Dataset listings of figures
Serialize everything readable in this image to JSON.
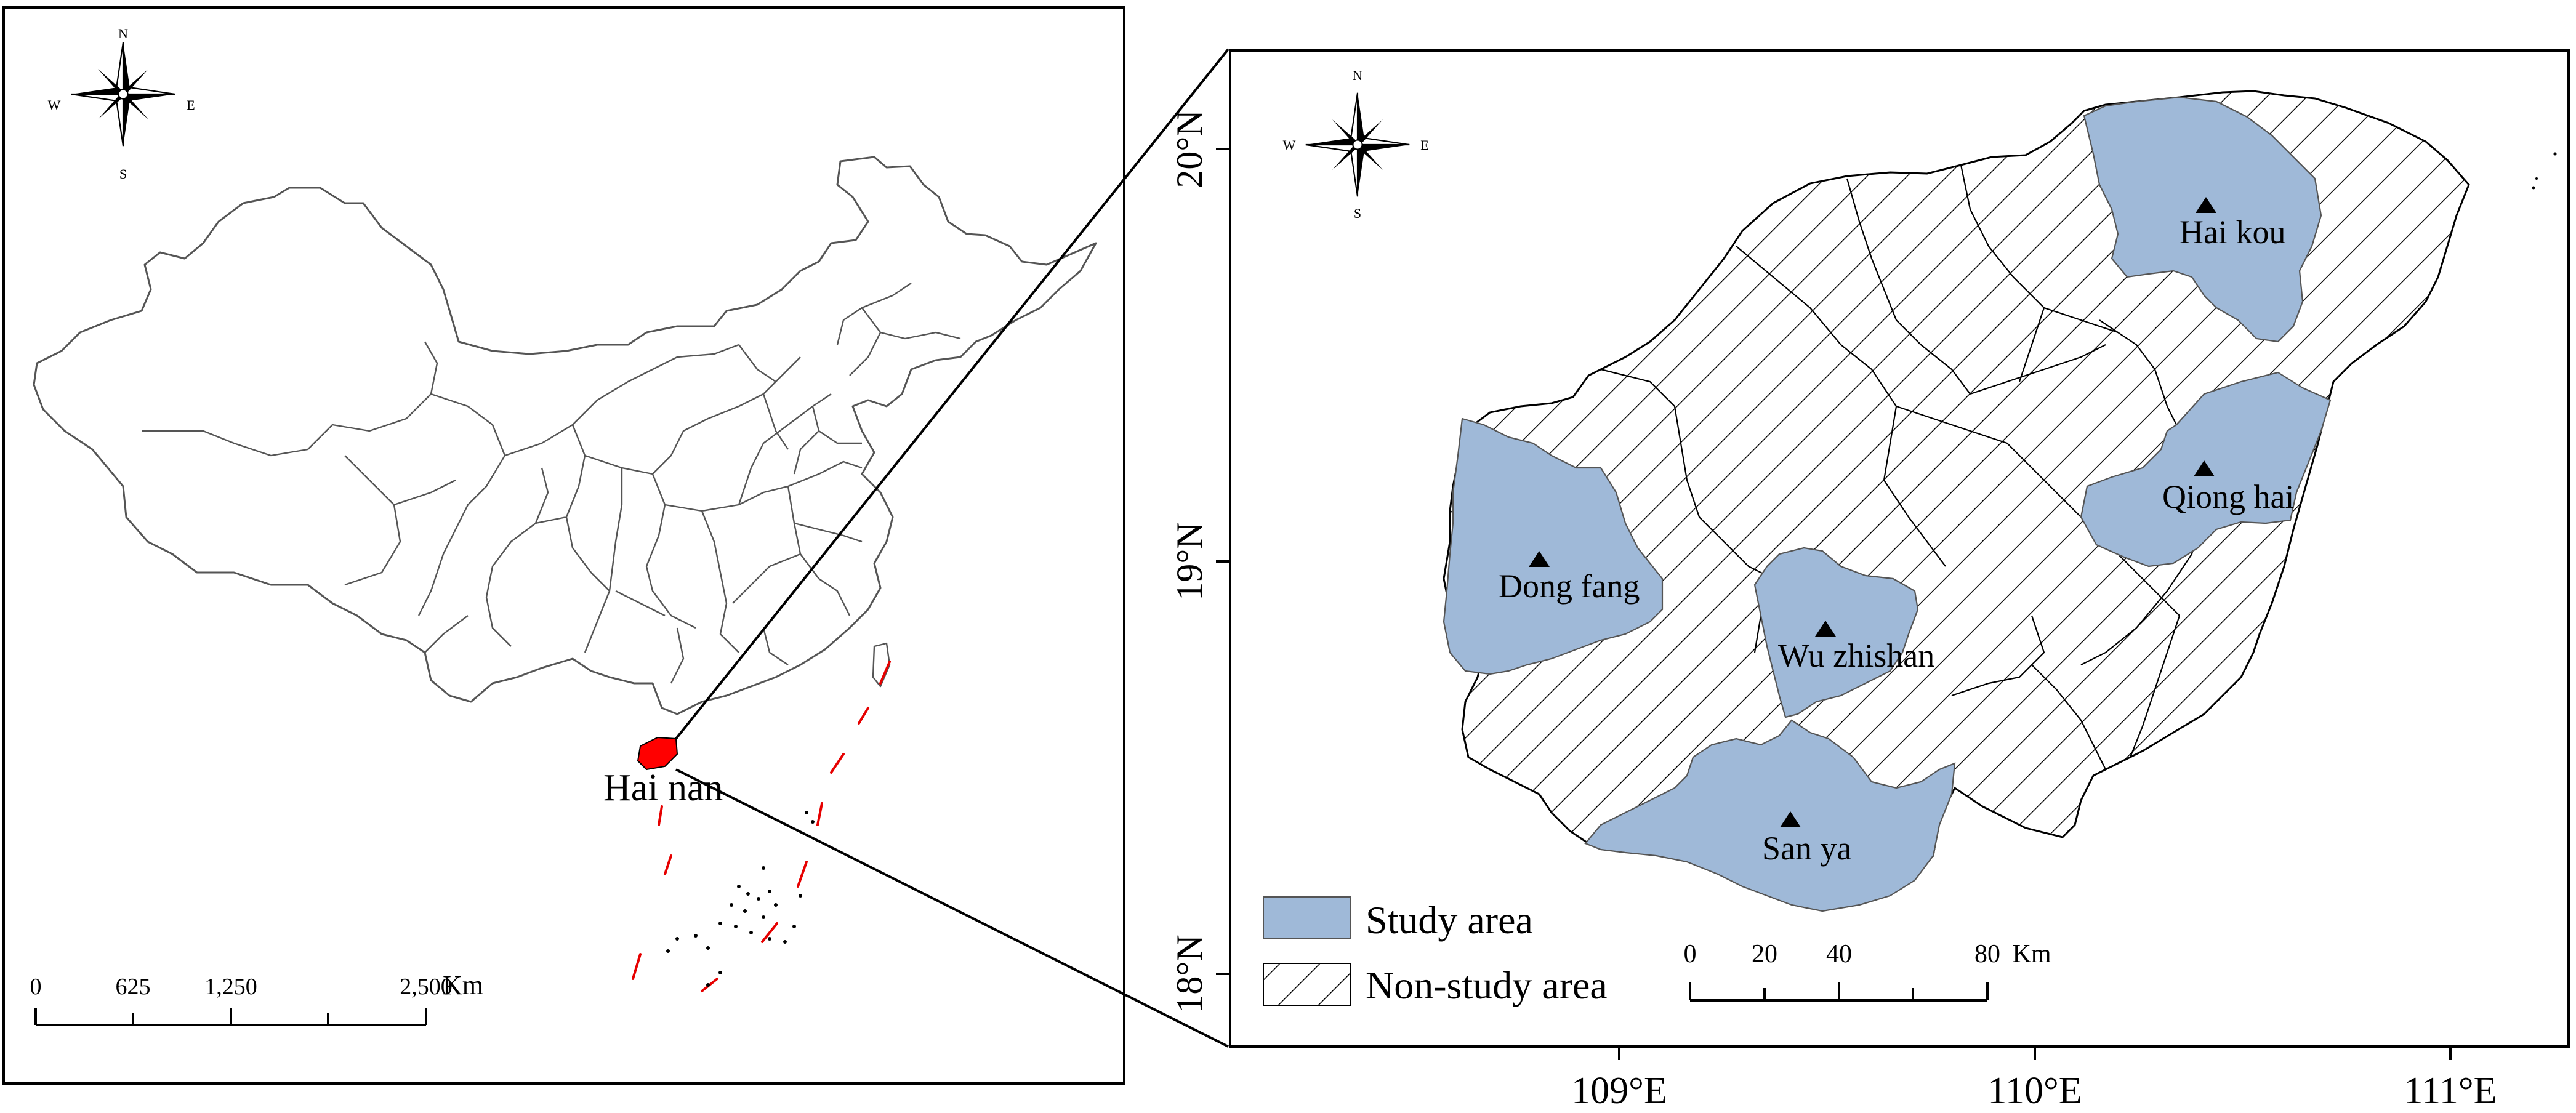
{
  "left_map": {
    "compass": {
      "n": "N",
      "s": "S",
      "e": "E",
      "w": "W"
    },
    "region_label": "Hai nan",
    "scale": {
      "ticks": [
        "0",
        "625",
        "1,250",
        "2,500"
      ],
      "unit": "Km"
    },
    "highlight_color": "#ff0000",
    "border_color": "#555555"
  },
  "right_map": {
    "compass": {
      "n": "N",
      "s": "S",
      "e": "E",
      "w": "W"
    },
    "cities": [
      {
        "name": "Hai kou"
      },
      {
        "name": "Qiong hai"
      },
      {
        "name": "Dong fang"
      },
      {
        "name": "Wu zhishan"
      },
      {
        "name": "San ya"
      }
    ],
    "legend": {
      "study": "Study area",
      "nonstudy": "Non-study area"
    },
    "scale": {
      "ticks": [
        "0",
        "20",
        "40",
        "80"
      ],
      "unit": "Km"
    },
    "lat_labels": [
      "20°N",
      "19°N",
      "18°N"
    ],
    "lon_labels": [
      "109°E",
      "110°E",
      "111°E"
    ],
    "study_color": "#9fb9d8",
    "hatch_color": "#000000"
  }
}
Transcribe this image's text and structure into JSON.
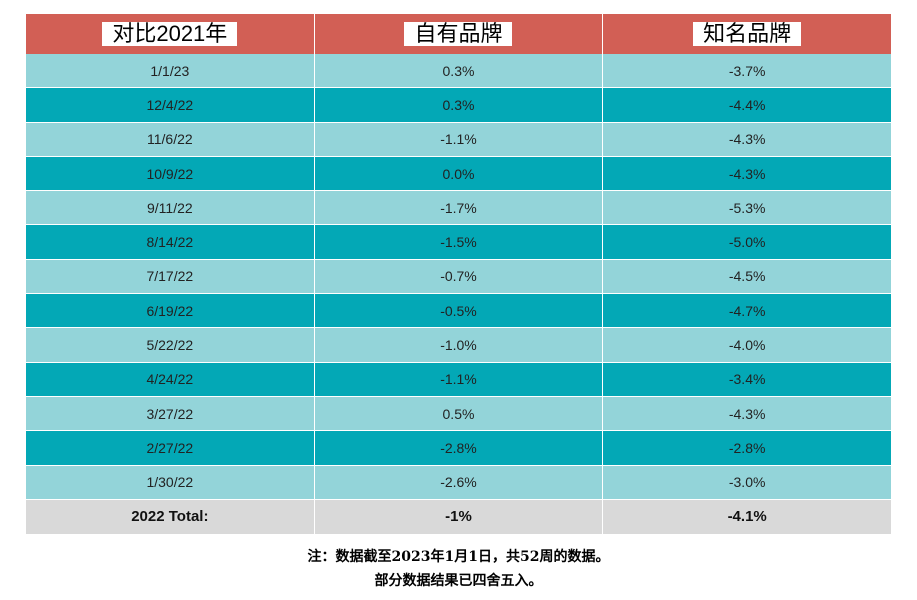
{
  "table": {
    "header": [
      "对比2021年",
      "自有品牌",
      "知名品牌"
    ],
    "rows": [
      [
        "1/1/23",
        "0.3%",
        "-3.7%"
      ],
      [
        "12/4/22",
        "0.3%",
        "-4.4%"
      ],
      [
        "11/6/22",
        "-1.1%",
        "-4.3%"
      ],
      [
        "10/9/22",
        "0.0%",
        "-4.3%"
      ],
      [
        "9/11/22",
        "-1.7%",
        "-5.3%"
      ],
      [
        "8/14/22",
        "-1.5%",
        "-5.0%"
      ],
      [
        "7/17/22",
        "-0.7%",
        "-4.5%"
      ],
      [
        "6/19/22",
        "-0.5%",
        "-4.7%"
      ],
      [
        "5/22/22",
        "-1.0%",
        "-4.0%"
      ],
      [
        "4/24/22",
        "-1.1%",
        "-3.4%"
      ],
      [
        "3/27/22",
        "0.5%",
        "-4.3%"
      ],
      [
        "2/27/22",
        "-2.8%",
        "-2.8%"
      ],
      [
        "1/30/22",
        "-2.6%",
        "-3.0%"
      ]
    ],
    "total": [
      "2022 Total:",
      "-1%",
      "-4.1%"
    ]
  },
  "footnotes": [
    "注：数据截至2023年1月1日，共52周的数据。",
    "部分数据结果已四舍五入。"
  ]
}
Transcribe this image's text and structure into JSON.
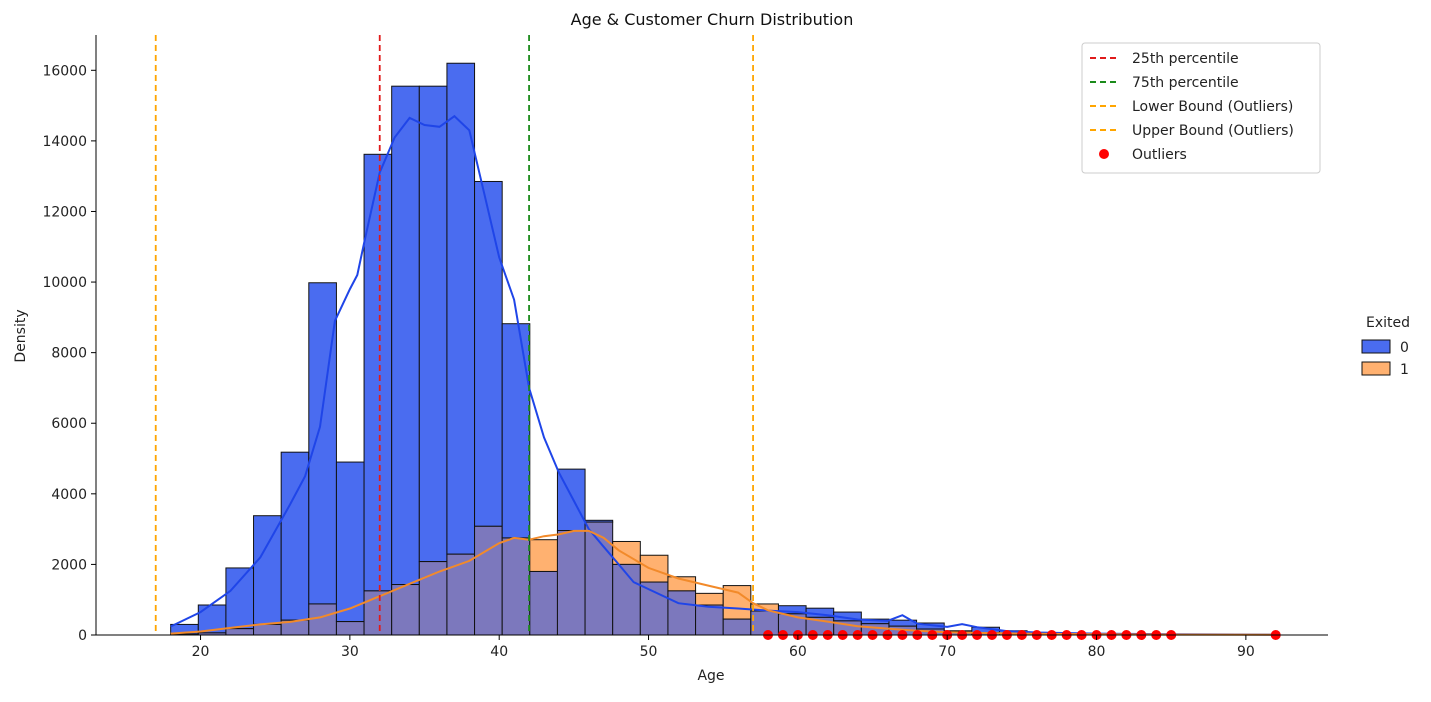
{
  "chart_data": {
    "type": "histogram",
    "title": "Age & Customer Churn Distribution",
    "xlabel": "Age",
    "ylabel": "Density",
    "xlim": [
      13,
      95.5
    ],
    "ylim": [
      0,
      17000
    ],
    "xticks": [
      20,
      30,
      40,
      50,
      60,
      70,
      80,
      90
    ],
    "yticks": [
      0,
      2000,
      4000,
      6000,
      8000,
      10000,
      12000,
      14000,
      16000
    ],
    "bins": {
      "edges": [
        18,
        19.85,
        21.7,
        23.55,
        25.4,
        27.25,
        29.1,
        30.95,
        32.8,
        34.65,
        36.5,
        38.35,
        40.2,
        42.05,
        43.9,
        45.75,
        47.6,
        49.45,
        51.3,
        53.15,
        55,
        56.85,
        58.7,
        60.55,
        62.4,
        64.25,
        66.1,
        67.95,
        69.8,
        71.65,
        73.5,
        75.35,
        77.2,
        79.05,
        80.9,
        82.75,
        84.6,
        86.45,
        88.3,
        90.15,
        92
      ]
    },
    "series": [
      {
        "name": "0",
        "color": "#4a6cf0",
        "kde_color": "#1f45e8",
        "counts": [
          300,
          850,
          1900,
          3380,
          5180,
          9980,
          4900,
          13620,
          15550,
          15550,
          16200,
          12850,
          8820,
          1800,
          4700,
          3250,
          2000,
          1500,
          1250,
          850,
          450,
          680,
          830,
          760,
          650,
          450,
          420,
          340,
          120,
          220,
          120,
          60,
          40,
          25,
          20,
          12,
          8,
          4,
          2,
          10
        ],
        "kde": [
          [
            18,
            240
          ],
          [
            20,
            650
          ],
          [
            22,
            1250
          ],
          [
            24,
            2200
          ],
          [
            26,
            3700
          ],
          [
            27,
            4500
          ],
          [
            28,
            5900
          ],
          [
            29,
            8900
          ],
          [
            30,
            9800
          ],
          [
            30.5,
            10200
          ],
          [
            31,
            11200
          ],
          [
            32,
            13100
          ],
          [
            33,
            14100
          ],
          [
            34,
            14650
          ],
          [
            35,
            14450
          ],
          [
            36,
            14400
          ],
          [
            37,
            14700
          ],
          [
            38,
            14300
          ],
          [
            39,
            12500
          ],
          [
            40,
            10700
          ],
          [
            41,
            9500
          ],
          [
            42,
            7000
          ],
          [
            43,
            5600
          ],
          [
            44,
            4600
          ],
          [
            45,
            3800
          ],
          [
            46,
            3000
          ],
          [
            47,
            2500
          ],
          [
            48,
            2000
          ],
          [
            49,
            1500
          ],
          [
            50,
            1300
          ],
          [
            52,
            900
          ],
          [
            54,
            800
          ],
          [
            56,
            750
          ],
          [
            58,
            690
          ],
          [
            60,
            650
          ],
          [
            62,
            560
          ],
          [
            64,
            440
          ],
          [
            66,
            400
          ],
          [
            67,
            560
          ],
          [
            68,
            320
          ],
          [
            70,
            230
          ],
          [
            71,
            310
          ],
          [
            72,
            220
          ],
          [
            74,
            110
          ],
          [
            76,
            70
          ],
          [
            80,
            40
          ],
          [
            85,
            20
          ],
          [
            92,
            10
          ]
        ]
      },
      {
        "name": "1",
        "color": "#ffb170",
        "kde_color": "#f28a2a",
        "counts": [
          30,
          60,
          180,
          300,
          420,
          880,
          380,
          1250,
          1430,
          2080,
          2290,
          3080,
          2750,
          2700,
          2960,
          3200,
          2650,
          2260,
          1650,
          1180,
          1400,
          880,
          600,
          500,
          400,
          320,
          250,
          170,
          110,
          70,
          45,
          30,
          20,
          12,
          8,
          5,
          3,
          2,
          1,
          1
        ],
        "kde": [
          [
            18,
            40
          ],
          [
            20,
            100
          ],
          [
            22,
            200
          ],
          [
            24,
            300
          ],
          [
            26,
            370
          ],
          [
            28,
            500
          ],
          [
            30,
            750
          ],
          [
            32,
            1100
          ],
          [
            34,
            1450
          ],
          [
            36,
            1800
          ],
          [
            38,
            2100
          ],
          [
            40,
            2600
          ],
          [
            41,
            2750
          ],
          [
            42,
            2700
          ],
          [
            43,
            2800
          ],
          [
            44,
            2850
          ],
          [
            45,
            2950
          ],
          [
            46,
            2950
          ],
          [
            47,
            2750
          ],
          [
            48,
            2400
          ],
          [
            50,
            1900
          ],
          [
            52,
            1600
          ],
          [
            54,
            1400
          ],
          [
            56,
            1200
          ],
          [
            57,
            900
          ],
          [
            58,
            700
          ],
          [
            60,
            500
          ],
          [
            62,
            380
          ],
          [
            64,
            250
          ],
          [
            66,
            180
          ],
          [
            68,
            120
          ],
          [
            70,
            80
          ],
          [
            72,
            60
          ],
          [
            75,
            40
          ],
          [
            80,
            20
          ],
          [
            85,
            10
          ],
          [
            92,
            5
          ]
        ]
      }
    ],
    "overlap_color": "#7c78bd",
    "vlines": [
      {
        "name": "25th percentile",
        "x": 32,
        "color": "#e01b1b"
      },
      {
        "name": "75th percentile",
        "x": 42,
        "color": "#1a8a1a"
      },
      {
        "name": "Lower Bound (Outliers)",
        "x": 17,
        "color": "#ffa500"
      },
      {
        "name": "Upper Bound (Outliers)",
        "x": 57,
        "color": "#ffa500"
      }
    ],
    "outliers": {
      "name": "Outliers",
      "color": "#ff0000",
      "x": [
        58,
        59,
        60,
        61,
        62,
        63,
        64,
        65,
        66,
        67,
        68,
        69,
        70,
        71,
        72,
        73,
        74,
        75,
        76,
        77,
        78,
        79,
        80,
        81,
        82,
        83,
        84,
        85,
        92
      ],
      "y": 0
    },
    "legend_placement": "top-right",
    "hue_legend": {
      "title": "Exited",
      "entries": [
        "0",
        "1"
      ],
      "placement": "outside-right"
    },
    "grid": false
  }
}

**Directive:**
How many lines of these entries hold the string "area"? Answer with the number alone.

**Output below:**
2